La reptilasa es sólo la punta de un iceberg terapéutico repleto de potentes toxinas para atacar las enfermedades del corazón

El biólogo y naturalista Carlos Pérez Santos lleva décadas manejando serpientes tropicales cuyo veneno fulminaría a una persona. “Nunca me ha mordido una por accidente. Lo que sí he hecho es inyectarme su veneno”, explica desde su hogar en San Cugat (Barcelona). “En Panamá, solía salir a buscarlas por la noche, por las carreteras. Encontré una serpiente del género Bothrops de tres metros, me la llevé a casa unos días y le extraje el veneno (con una presión detrás de los ojos y haciendo morder a la serpiente un vaso forrado como un tambor, con una cubierta de plástico)”.

◆ COMPRUEBA TU COMPRENSIÓN ◆
a – En el fragmento sobre el veneno de serpientes, ¿a qué género pertenecía la serpiente de tres metros que Carlos Pérez Santos encontró en Panamá?
b – Prosigue el fragmento sobre el veneno de serpientes a partir de su última oración.

◆ Datos registrados ◆
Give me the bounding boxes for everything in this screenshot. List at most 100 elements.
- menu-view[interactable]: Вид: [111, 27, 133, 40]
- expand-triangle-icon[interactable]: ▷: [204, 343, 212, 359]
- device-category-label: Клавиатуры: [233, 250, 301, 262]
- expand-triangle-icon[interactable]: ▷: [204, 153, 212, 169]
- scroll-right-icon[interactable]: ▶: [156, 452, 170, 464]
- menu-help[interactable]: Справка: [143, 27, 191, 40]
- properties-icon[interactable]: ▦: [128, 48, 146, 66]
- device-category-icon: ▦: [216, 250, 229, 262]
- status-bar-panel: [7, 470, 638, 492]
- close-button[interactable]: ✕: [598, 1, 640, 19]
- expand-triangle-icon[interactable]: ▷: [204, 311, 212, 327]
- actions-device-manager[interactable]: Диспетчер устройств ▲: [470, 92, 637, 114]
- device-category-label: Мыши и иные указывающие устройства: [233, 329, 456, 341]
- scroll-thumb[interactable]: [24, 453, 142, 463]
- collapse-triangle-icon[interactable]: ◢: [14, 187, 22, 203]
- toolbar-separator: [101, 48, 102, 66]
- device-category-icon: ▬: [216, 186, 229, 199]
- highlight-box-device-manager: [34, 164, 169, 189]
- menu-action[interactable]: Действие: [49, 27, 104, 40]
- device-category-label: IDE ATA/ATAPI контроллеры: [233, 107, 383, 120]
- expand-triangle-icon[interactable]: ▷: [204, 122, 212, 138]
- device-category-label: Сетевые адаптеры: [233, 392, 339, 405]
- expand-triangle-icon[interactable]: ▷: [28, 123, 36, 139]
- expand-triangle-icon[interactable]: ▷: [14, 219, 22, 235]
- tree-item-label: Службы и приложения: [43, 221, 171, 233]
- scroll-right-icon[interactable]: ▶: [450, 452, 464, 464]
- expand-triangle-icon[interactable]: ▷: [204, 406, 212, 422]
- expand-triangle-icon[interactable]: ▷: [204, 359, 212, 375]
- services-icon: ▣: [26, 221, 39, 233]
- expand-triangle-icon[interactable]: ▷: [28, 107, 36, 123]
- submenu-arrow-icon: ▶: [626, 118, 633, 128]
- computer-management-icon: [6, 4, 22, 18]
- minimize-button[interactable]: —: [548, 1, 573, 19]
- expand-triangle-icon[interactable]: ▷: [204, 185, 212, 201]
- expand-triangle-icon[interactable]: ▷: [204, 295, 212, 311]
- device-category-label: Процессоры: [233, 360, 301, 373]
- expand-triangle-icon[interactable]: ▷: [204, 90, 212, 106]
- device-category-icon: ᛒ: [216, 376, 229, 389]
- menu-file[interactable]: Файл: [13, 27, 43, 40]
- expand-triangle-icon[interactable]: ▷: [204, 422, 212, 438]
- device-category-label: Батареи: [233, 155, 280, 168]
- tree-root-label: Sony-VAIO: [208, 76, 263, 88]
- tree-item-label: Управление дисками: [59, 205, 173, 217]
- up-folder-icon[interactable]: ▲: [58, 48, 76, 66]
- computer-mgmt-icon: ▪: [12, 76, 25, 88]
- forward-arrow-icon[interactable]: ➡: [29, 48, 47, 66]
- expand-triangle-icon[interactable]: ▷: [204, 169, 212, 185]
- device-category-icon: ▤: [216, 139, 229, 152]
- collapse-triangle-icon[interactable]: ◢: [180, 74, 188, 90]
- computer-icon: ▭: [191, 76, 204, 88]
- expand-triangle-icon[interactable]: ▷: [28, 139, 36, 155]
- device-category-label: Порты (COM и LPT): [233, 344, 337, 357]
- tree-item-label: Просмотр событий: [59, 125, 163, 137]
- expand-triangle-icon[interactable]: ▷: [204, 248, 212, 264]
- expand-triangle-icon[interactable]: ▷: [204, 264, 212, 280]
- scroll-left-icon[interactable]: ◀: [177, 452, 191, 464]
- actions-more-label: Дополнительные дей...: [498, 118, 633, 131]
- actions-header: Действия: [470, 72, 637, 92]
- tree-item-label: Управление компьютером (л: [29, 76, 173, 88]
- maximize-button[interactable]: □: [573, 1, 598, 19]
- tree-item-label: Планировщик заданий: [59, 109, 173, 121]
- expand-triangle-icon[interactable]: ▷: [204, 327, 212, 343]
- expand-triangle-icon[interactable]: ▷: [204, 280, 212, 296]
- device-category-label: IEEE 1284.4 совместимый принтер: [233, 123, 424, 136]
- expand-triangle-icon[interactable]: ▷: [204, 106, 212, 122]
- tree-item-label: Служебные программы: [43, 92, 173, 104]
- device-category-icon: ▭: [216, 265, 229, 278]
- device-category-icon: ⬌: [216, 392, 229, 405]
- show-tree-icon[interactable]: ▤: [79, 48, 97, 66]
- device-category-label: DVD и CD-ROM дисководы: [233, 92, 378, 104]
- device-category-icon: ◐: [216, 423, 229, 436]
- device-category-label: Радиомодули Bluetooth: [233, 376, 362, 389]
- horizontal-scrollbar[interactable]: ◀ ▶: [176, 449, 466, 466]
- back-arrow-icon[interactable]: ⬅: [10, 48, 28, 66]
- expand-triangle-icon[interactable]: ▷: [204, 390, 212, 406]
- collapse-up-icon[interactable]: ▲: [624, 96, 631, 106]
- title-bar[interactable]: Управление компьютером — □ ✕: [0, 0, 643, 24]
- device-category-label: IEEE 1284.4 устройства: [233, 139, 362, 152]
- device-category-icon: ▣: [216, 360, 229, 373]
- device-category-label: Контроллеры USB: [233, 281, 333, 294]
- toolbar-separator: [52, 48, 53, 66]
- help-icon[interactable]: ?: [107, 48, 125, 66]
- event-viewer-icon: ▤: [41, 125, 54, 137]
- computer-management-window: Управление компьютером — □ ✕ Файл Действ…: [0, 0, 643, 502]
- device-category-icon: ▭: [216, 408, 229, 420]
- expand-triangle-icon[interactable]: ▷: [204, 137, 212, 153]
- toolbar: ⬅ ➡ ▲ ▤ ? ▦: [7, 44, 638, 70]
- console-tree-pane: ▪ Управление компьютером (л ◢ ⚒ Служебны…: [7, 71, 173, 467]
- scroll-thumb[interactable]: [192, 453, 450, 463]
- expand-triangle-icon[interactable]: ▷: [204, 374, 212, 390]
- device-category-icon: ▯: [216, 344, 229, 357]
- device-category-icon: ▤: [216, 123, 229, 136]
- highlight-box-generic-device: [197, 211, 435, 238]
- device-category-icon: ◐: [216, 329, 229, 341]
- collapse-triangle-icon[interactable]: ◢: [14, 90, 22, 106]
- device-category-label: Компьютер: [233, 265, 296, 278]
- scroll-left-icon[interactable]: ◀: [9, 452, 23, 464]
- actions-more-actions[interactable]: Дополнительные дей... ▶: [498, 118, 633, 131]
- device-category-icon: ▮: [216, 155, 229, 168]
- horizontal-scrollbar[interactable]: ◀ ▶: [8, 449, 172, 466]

◆ RESPUESTAS ESCRITAS ◆
a – Al género Bothrops.

b –
Tras liberar al animal, Pérez Santos guardó el veneno en un frasco en su nevera. En ocho días cristalizó. Tomó cinco o seis de esos diminutos cristales, los diluyó en agua destilada y le pidió a su mujer que inyectara la solución en el brazo. “Empezó a dolerme como si apagaran cigarrillos en él”, pero las punzadas remitían si lo colocaba por encima del corazón, sobre la cabeza. Aquella tarde Pérez Santos iba asistir a un concierto, pero tuvo que estar dando vueltas por el teatro con la extremidad en alto.

Durante la noche la boca empezó a saberle a sangre. Tuvo que dormir con el brazo hinchado en alzas, sujetado por clavos. “No quise ir al hospital. Me hice una herida en la mano al quitar los clavos. No cicatrizaba”. Tres días después, Pérez Santos acudió al Serpentario de Butantan en São Paulo (Brasil), el mayor instituto de venenos del mundo. En la biblioteca comprobó que se le iba la vista. “Me estaba quedando ciego”. Pidió que le llevaran a su hotel y estuvo casi dos días en oscuridad, con un pañuelo alrededor de los ojos. El veneno le estaba produciendo hemorragias internas. Pérez Santos se recuperó al día siguiente.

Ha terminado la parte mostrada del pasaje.